▸ **Raw data**
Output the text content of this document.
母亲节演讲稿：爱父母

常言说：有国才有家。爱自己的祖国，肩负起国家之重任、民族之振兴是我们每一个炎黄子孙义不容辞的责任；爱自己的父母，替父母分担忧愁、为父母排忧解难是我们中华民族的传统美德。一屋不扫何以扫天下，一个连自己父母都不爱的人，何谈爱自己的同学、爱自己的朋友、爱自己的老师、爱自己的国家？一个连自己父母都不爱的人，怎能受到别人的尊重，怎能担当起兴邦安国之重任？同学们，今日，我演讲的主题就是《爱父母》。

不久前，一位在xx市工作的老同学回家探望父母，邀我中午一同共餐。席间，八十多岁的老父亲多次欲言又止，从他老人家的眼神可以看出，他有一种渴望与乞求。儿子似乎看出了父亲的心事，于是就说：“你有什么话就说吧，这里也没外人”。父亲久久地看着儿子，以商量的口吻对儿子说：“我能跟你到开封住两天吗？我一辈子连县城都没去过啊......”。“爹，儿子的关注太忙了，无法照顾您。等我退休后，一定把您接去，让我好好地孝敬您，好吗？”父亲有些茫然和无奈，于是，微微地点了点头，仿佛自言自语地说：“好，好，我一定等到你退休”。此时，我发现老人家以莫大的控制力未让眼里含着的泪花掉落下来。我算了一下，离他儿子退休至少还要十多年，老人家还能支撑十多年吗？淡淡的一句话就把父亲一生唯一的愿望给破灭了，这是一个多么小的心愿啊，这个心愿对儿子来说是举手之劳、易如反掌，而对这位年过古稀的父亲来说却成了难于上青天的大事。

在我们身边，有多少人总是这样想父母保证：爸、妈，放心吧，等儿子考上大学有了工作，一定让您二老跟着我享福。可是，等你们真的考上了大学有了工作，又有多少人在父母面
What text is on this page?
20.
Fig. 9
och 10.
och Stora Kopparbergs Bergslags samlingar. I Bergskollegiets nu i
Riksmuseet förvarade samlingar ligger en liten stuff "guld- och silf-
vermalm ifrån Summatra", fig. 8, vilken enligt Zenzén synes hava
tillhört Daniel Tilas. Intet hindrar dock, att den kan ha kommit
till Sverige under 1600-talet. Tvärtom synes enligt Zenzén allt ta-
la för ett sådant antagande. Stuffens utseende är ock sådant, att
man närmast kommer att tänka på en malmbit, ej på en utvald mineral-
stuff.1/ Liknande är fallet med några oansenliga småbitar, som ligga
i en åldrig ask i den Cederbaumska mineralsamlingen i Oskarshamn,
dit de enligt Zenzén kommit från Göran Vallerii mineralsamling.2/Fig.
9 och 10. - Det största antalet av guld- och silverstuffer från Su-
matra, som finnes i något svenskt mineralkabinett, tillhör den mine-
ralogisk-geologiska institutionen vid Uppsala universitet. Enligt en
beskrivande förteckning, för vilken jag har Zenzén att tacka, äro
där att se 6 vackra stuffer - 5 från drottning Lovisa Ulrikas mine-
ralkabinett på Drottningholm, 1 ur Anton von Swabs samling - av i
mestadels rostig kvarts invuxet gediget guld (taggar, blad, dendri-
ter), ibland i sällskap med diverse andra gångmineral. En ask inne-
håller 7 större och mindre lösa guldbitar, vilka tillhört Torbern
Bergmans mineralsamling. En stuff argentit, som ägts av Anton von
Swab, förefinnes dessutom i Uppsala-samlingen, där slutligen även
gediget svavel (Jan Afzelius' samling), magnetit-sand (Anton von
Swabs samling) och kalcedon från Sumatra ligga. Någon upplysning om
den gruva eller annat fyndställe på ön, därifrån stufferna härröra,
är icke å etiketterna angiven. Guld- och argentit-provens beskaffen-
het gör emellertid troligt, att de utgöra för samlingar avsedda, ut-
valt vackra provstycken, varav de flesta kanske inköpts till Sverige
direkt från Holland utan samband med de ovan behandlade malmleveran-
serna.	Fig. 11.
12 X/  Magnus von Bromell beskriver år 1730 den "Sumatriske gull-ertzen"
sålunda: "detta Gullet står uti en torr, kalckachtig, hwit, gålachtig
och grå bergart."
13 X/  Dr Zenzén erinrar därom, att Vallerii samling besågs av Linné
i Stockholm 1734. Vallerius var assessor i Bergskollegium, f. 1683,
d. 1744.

▸ **Instruction**
Make an exact copy of every line in the data.

▸ **Task solution**
Output the text content of this document.
母亲节演讲稿：爱父母

常言说：有国才有家。爱自己的祖国，肩负起国家之重任、民族之振兴是我们每一个炎黄子孙义不容辞的责任；爱自己的父母，替父母分担忧愁、为父母排忧解难是我们中华民族的传统美德。一屋不扫何以扫天下，一个连自己父母都不爱的人，何谈爱自己的同学、爱自己的朋友、爱自己的老师、爱自己的国家？一个连自己父母都不爱的人，怎能受到别人的尊重，怎能担当起兴邦安国之重任？同学们，今日，我演讲的主题就是《爱父母》。

不久前，一位在xx市工作的老同学回家探望父母，邀我中午一同共餐。席间，八十多岁的老父亲多次欲言又止，从他老人家的眼神可以看出，他有一种渴望与乞求。儿子似乎看出了父亲的心事，于是就说：“你有什么话就说吧，这里也没外人”。父亲久久地看着儿子，以商量的口吻对儿子说：“我能跟你到开封住两天吗？我一辈子连县城都没去过啊......”。“爹，儿子的关注太忙了，无法照顾您。等我退休后，一定把您接去，让我好好地孝敬您，好吗？”父亲有些茫然和无奈，于是，微微地点了点头，仿佛自言自语地说：“好，好，我一定等到你退休”。此时，我发现老人家以莫大的控制力未让眼里含着的泪花掉落下来。我算了一下，离他儿子退休至少还要十多年，老人家还能支撑十多年吗？淡淡的一句话就把父亲一生唯一的愿望给破灭了，这是一个多么小的心愿啊，这个心愿对儿子来说是举手之劳、易如反掌，而对这位年过古稀的父亲来说却成了难于上青天的大事。

在我们身边，有多少人总是这样想父母保证：爸、妈，放心吧，等儿子考上大学有了工作，一定让您二老跟着我享福。可是，等你们真的考上了大学有了工作，又有多少人在父母面
What text is on this page?
20.
Fig. 9
och 10.
och Stora Kopparbergs Bergslags samlingar. I Bergskollegiets nu i
Riksmuseet förvarade samlingar ligger en liten stuff "guld- och silf-
vermalm ifrån Summatra", fig. 8, vilken enligt Zenzén synes hava
tillhört Daniel Tilas. Intet hindrar dock, att den kan ha kommit
till Sverige under 1600-talet. Tvärtom synes enligt Zenzén allt ta-
la för ett sådant antagande. Stuffens utseende är ock sådant, att
man närmast kommer att tänka på en malmbit, ej på en utvald mineral-
stuff.1/ Liknande är fallet med några oansenliga småbitar, som ligga
i en åldrig ask i den Cederbaumska mineralsamlingen i Oskarshamn,
dit de enligt Zenzén kommit från Göran Vallerii mineralsamling.2/Fig.
9 och 10. - Det största antalet av guld- och silverstuffer från Su-
matra, som finnes i något svenskt mineralkabinett, tillhör den mine-
ralogisk-geologiska institutionen vid Uppsala universitet. Enligt en
beskrivande förteckning, för vilken jag har Zenzén att tacka, äro
där att se 6 vackra stuffer - 5 från drottning Lovisa Ulrikas mine-
ralkabinett på Drottningholm, 1 ur Anton von Swabs samling - av i
mestadels rostig kvarts invuxet gediget guld (taggar, blad, dendri-
ter), ibland i sällskap med diverse andra gångmineral. En ask inne-
håller 7 större och mindre lösa guldbitar, vilka tillhört Torbern
Bergmans mineralsamling. En stuff argentit, som ägts av Anton von
Swab, förefinnes dessutom i Uppsala-samlingen, där slutligen även
gediget svavel (Jan Afzelius' samling), magnetit-sand (Anton von
Swabs samling) och kalcedon från Sumatra ligga. Någon upplysning om
den gruva eller annat fyndställe på ön, därifrån stufferna härröra,
är icke å etiketterna angiven. Guld- och argentit-provens beskaffen-
het gör emellertid troligt, att de utgöra för samlingar avsedda, ut-
valt vackra provstycken, varav de flesta kanske inköpts till Sverige
direkt från Holland utan samband med de ovan behandlade malmleveran-
serna.	Fig. 11.
12 X/  Magnus von Bromell beskriver år 1730 den "Sumatriske gull-ertzen"
sålunda: "detta Gullet står uti en torr, kalckachtig, hwit, gålachtig
och grå bergart."
13 X/  Dr Zenzén erinrar därom, att Vallerii samling besågs av Linné
i Stockholm 1734. Vallerius var assessor i Bergskollegium, f. 1683,
d. 1744.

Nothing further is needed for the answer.